### What you need to do
Output the entries word for word. Omit images.

### Input material
*****

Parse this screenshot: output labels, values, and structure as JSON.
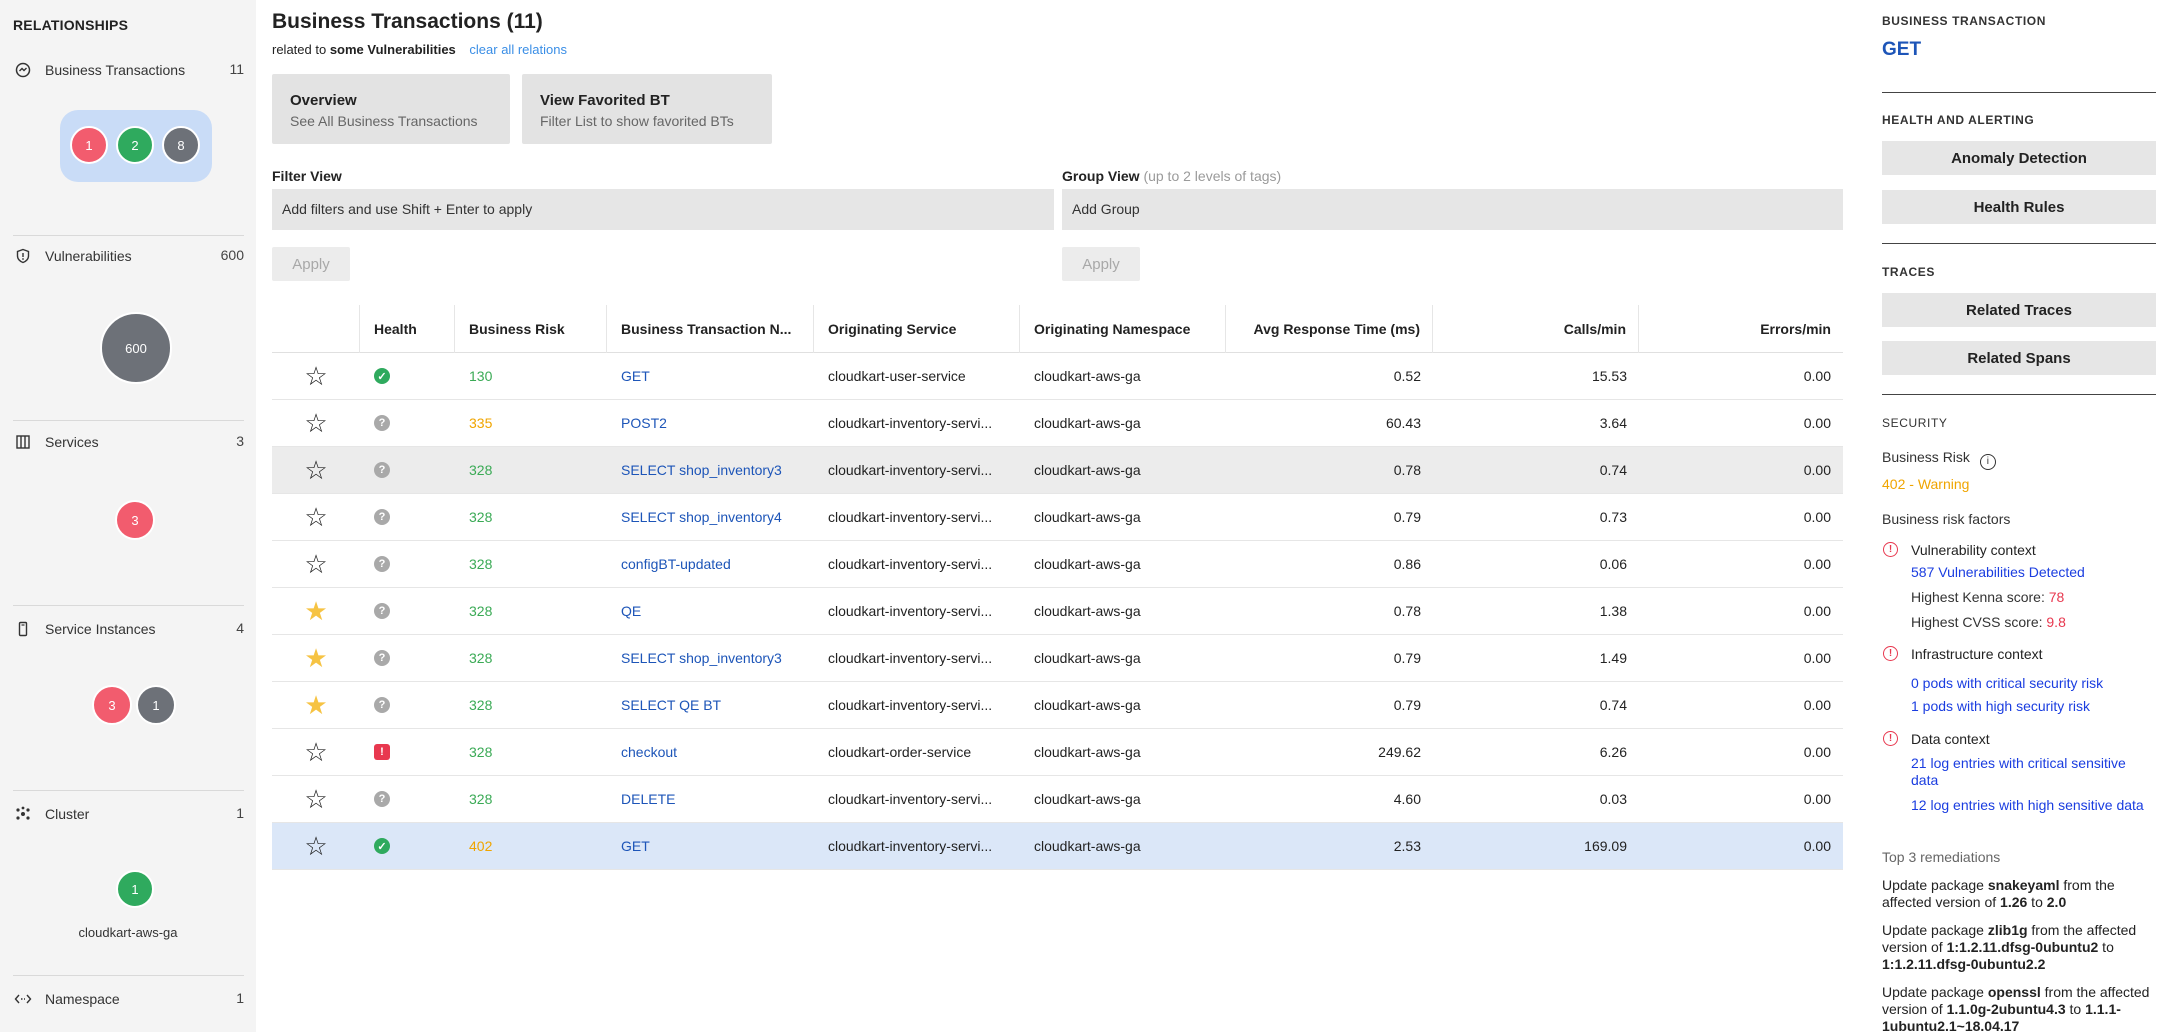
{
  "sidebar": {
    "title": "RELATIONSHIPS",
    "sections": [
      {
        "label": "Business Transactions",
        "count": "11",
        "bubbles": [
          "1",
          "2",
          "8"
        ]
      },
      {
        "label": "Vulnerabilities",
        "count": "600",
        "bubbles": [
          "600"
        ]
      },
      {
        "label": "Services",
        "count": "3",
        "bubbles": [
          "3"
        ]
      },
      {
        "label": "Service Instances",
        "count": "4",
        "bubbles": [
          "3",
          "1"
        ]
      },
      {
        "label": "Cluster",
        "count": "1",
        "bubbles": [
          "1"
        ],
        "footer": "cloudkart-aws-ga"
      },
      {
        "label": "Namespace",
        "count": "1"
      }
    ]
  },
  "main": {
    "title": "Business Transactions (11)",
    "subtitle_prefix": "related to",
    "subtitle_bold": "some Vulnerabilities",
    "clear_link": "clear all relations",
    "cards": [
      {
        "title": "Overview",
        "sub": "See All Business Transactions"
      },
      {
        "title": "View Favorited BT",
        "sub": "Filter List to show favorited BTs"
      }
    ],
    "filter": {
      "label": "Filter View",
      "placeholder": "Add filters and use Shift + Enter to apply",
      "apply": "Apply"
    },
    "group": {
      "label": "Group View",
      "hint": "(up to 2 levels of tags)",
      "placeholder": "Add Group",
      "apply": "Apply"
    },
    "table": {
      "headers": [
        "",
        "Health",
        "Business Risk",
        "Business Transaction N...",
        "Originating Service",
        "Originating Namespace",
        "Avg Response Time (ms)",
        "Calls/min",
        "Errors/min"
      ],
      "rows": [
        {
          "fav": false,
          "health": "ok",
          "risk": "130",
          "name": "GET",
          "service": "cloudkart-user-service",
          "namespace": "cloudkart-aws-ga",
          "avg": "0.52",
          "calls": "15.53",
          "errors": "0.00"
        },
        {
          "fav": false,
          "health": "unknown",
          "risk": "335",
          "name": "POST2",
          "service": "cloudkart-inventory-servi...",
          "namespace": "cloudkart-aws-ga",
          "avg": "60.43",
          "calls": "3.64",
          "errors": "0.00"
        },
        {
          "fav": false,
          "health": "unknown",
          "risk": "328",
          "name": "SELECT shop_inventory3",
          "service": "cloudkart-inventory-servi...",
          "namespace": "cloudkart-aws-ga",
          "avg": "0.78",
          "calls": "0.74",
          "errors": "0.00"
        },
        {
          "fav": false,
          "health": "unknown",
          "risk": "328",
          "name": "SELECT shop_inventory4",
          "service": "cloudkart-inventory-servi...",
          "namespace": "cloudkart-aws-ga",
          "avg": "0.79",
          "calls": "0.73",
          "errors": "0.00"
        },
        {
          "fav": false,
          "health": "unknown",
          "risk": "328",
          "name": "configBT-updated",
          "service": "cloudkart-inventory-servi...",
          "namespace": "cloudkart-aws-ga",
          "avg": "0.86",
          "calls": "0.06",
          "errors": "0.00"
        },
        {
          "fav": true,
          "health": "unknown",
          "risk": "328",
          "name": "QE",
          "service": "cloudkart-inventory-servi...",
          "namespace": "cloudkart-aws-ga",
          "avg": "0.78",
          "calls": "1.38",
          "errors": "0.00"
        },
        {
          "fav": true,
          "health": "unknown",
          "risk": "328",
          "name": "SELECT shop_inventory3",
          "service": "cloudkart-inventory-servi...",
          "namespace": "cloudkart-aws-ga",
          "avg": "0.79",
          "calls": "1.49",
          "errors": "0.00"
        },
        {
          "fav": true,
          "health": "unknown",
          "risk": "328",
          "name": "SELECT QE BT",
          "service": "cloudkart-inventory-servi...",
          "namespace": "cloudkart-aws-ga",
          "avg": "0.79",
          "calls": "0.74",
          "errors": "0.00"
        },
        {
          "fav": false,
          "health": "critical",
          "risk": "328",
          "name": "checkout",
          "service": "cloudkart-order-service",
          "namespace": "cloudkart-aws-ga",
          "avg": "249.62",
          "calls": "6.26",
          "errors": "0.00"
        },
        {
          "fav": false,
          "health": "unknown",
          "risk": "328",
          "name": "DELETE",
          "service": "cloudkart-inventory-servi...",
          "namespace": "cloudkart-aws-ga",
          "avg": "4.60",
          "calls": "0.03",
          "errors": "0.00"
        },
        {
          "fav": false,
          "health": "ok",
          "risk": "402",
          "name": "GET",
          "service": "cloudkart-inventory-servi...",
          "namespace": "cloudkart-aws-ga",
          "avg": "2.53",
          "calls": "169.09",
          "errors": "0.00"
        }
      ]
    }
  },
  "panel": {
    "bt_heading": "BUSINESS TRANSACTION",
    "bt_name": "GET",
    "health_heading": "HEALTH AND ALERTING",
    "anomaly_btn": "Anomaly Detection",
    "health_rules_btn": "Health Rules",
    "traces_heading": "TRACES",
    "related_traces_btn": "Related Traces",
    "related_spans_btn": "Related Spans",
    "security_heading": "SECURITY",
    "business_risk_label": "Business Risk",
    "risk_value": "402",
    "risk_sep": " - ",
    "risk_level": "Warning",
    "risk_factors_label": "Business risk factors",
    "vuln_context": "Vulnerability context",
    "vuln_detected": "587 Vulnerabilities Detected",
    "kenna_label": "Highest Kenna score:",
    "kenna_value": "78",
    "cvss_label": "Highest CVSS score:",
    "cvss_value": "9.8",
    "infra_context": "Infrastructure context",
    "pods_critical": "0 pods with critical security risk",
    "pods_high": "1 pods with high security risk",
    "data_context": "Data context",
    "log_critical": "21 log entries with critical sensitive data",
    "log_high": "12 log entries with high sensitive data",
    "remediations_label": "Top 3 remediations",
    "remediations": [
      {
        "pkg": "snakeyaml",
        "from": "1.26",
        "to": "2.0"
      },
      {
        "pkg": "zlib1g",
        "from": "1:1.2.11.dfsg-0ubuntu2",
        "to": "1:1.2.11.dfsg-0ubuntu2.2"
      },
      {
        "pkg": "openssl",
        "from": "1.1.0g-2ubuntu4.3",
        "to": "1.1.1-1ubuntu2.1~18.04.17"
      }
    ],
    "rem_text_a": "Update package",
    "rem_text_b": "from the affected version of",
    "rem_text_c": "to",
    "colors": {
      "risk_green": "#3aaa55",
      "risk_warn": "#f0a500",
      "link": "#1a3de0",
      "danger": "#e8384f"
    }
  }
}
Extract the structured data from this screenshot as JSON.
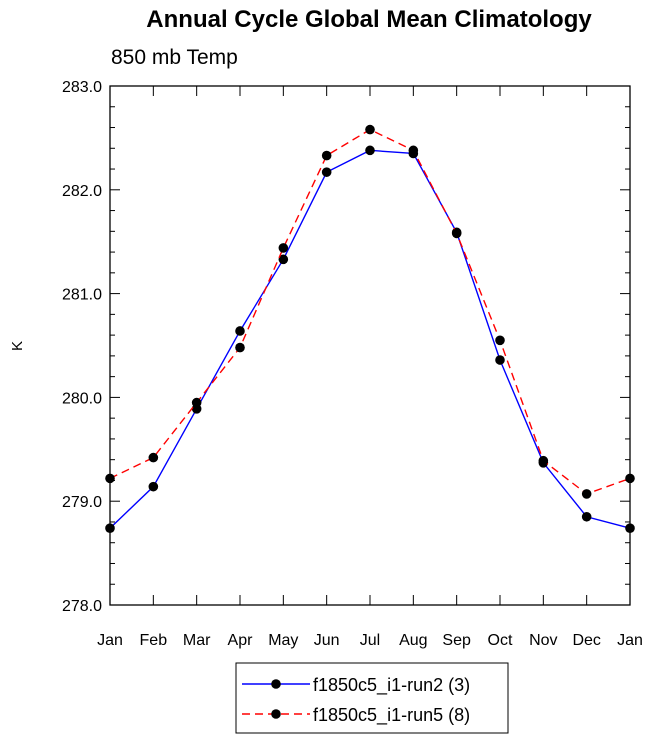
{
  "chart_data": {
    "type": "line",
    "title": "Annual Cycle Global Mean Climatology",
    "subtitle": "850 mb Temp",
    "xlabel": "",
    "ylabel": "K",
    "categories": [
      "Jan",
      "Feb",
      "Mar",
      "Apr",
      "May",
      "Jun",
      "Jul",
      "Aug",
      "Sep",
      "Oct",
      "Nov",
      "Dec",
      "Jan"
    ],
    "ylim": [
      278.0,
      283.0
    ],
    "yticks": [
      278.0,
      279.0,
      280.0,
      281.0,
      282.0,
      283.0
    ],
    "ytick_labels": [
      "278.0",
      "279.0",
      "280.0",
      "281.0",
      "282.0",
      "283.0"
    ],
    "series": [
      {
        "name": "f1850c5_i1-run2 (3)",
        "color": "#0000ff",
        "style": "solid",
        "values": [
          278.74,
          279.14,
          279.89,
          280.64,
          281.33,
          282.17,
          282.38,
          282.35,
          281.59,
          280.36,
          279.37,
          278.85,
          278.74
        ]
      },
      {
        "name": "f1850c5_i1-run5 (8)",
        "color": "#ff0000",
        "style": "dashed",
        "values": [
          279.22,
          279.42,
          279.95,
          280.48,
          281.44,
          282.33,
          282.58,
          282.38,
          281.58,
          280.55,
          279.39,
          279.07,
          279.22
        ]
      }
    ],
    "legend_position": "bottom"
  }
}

*****

### Output
Parse this screenshot: output labels, values, and structure as JSON.
{
  "sidebar": {
    "title": "RELATIONSHIPS",
    "sections": [
      {
        "label": "Business Transactions",
        "count": "11",
        "bubbles": [
          "1",
          "2",
          "8"
        ]
      },
      {
        "label": "Vulnerabilities",
        "count": "600",
        "bubbles": [
          "600"
        ]
      },
      {
        "label": "Services",
        "count": "3",
        "bubbles": [
          "3"
        ]
      },
      {
        "label": "Service Instances",
        "count": "4",
        "bubbles": [
          "3",
          "1"
        ]
      },
      {
        "label": "Cluster",
        "count": "1",
        "bubbles": [
          "1"
        ],
        "footer": "cloudkart-aws-ga"
      },
      {
        "label": "Namespace",
        "count": "1"
      }
    ]
  },
  "main": {
    "title": "Business Transactions (11)",
    "subtitle_prefix": "related to",
    "subtitle_bold": "some Vulnerabilities",
    "clear_link": "clear all relations",
    "cards": [
      {
        "title": "Overview",
        "sub": "See All Business Transactions"
      },
      {
        "title": "View Favorited BT",
        "sub": "Filter List to show favorited BTs"
      }
    ],
    "filter": {
      "label": "Filter View",
      "placeholder": "Add filters and use Shift + Enter to apply",
      "apply": "Apply"
    },
    "group": {
      "label": "Group View",
      "hint": "(up to 2 levels of tags)",
      "placeholder": "Add Group",
      "apply": "Apply"
    },
    "table": {
      "headers": [
        "",
        "Health",
        "Business Risk",
        "Business Transaction N...",
        "Originating Service",
        "Originating Namespace",
        "Avg Response Time (ms)",
        "Calls/min",
        "Errors/min"
      ],
      "rows": [
        {
          "fav": false,
          "health": "ok",
          "risk": "130",
          "name": "GET",
          "service": "cloudkart-user-service",
          "namespace": "cloudkart-aws-ga",
          "avg": "0.52",
          "calls": "15.53",
          "errors": "0.00"
        },
        {
          "fav": false,
          "health": "unknown",
          "risk": "335",
          "name": "POST2",
          "service": "cloudkart-inventory-servi...",
          "namespace": "cloudkart-aws-ga",
          "avg": "60.43",
          "calls": "3.64",
          "errors": "0.00"
        },
        {
          "fav": false,
          "health": "unknown",
          "risk": "328",
          "name": "SELECT shop_inventory3",
          "service": "cloudkart-inventory-servi...",
          "namespace": "cloudkart-aws-ga",
          "avg": "0.78",
          "calls": "0.74",
          "errors": "0.00"
        },
        {
          "fav": false,
          "health": "unknown",
          "risk": "328",
          "name": "SELECT shop_inventory4",
          "service": "cloudkart-inventory-servi...",
          "namespace": "cloudkart-aws-ga",
          "avg": "0.79",
          "calls": "0.73",
          "errors": "0.00"
        },
        {
          "fav": false,
          "health": "unknown",
          "risk": "328",
          "name": "configBT-updated",
          "service": "cloudkart-inventory-servi...",
          "namespace": "cloudkart-aws-ga",
          "avg": "0.86",
          "calls": "0.06",
          "errors": "0.00"
        },
        {
          "fav": true,
          "health": "unknown",
          "risk": "328",
          "name": "QE",
          "service": "cloudkart-inventory-servi...",
          "namespace": "cloudkart-aws-ga",
          "avg": "0.78",
          "calls": "1.38",
          "errors": "0.00"
        },
        {
          "fav": true,
          "health": "unknown",
          "risk": "328",
          "name": "SELECT shop_inventory3",
          "service": "cloudkart-inventory-servi...",
          "namespace": "cloudkart-aws-ga",
          "avg": "0.79",
          "calls": "1.49",
          "errors": "0.00"
        },
        {
          "fav": true,
          "health": "unknown",
          "risk": "328",
          "name": "SELECT QE BT",
          "service": "cloudkart-inventory-servi...",
          "namespace": "cloudkart-aws-ga",
          "avg": "0.79",
          "calls": "0.74",
          "errors": "0.00"
        },
        {
          "fav": false,
          "health": "critical",
          "risk": "328",
          "name": "checkout",
          "service": "cloudkart-order-service",
          "namespace": "cloudkart-aws-ga",
          "avg": "249.62",
          "calls": "6.26",
          "errors": "0.00"
        },
        {
          "fav": false,
          "health": "unknown",
          "risk": "328",
          "name": "DELETE",
          "service": "cloudkart-inventory-servi...",
          "namespace": "cloudkart-aws-ga",
          "avg": "4.60",
          "calls": "0.03",
          "errors": "0.00"
        },
        {
          "fav": false,
          "health": "ok",
          "risk": "402",
          "name": "GET",
          "service": "cloudkart-inventory-servi...",
          "namespace": "cloudkart-aws-ga",
          "avg": "2.53",
          "calls": "169.09",
          "errors": "0.00"
        }
      ]
    }
  },
  "panel": {
    "bt_heading": "BUSINESS TRANSACTION",
    "bt_name": "GET",
    "health_heading": "HEALTH AND ALERTING",
    "anomaly_btn": "Anomaly Detection",
    "health_rules_btn": "Health Rules",
    "traces_heading": "TRACES",
    "related_traces_btn": "Related Traces",
    "related_spans_btn": "Related Spans",
    "security_heading": "SECURITY",
    "business_risk_label": "Business Risk",
    "risk_value": "402",
    "risk_sep": " - ",
    "risk_level": "Warning",
    "risk_factors_label": "Business risk factors",
    "vuln_context": "Vulnerability context",
    "vuln_detected": "587 Vulnerabilities Detected",
    "kenna_label": "Highest Kenna score:",
    "kenna_value": "78",
    "cvss_label": "Highest CVSS score:",
    "cvss_value": "9.8",
    "infra_context": "Infrastructure context",
    "pods_critical": "0 pods with critical security risk",
    "pods_high": "1 pods with high security risk",
    "data_context": "Data context",
    "log_critical": "21 log entries with critical sensitive data",
    "log_high": "12 log entries with high sensitive data",
    "remediations_label": "Top 3 remediations",
    "remediations": [
      {
        "pkg": "snakeyaml",
        "from": "1.26",
        "to": "2.0"
      },
      {
        "pkg": "zlib1g",
        "from": "1:1.2.11.dfsg-0ubuntu2",
        "to": "1:1.2.11.dfsg-0ubuntu2.2"
      },
      {
        "pkg": "openssl",
        "from": "1.1.0g-2ubuntu4.3",
        "to": "1.1.1-1ubuntu2.1~18.04.17"
      }
    ],
    "rem_text_a": "Update package",
    "rem_text_b": "from the affected version of",
    "rem_text_c": "to",
    "colors": {
      "risk_green": "#3aaa55",
      "risk_warn": "#f0a500",
      "link": "#1a3de0",
      "danger": "#e8384f"
    }
  }
}
Extract the structured data from this screenshot as JSON.
{
  "chart_data": {
    "type": "line",
    "title": "Annual Cycle Global Mean Climatology",
    "subtitle": "850 mb Temp",
    "xlabel": "",
    "ylabel": "K",
    "categories": [
      "Jan",
      "Feb",
      "Mar",
      "Apr",
      "May",
      "Jun",
      "Jul",
      "Aug",
      "Sep",
      "Oct",
      "Nov",
      "Dec",
      "Jan"
    ],
    "ylim": [
      278.0,
      283.0
    ],
    "yticks": [
      278.0,
      279.0,
      280.0,
      281.0,
      282.0,
      283.0
    ],
    "ytick_labels": [
      "278.0",
      "279.0",
      "280.0",
      "281.0",
      "282.0",
      "283.0"
    ],
    "series": [
      {
        "name": "f1850c5_i1-run2 (3)",
        "color": "#0000ff",
        "style": "solid",
        "values": [
          278.74,
          279.14,
          279.89,
          280.64,
          281.33,
          282.17,
          282.38,
          282.35,
          281.59,
          280.36,
          279.37,
          278.85,
          278.74
        ]
      },
      {
        "name": "f1850c5_i1-run5 (8)",
        "color": "#ff0000",
        "style": "dashed",
        "values": [
          279.22,
          279.42,
          279.95,
          280.48,
          281.44,
          282.33,
          282.58,
          282.38,
          281.58,
          280.55,
          279.39,
          279.07,
          279.22
        ]
      }
    ],
    "legend_position": "bottom"
  }
}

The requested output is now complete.